__GIVEN PROBLEM__.
Examine the records and identify each line that includes the string "不同关税类别叠加分析结果". Copy those lines.

######

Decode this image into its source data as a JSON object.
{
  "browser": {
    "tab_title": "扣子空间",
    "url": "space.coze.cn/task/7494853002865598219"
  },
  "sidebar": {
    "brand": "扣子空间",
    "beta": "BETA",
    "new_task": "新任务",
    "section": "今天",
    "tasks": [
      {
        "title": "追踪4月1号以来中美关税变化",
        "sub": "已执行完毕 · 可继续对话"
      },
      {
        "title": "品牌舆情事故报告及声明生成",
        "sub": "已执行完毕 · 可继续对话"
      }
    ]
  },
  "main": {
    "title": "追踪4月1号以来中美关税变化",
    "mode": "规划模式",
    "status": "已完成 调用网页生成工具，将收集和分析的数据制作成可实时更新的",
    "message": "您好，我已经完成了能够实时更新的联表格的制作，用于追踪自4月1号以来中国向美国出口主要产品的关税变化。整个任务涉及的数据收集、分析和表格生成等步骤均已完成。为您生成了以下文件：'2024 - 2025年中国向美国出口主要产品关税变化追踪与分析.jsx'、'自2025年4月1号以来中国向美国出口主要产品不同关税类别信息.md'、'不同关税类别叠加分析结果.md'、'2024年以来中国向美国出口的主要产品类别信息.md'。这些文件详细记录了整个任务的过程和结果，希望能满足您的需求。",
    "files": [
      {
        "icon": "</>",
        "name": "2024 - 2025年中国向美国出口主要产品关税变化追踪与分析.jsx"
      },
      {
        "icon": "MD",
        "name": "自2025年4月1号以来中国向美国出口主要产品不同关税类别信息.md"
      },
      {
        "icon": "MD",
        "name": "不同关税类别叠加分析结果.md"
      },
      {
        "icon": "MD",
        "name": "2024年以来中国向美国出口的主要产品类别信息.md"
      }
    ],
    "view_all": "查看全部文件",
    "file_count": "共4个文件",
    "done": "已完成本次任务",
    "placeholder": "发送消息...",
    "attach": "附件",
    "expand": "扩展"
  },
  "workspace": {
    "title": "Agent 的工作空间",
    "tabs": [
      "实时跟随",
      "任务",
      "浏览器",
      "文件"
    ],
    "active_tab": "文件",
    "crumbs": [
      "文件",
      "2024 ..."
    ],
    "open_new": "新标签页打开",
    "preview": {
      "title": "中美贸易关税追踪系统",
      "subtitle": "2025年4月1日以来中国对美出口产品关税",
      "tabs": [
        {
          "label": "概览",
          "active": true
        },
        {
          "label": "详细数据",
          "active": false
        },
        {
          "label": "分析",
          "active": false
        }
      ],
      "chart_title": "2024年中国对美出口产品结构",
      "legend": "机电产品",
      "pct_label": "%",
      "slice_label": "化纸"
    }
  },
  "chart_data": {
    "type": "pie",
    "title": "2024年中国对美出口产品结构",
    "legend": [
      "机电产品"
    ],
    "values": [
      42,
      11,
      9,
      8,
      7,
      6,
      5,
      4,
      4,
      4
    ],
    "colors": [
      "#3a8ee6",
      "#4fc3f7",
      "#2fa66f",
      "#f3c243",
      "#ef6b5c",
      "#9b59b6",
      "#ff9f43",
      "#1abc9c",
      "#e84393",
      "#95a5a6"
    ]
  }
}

######

__FINAL RESULT__.
    "message": "您好，我已经完成了能够实时更新的联表格的制作，用于追踪自4月1号以来中国向美国出口主要产品的关税变化。整个任务涉及的数据收集、分析和表格生成等步骤均已完成。为您生成了以下文件：'2024 - 2025年中国向美国出口主要产品关税变化追踪与分析.jsx'、'自2025年4月1号以来中国向美国出口主要产品不同关税类别信息.md'、'不同关税类别叠加分析结果.md'、'2024年以来中国向美国出口的主要产品类别信息.md'。这些文件详细记录了整个任务的过程和结果，希望能满足您的需求。",
        "name": "不同关税类别叠加分析结果.md"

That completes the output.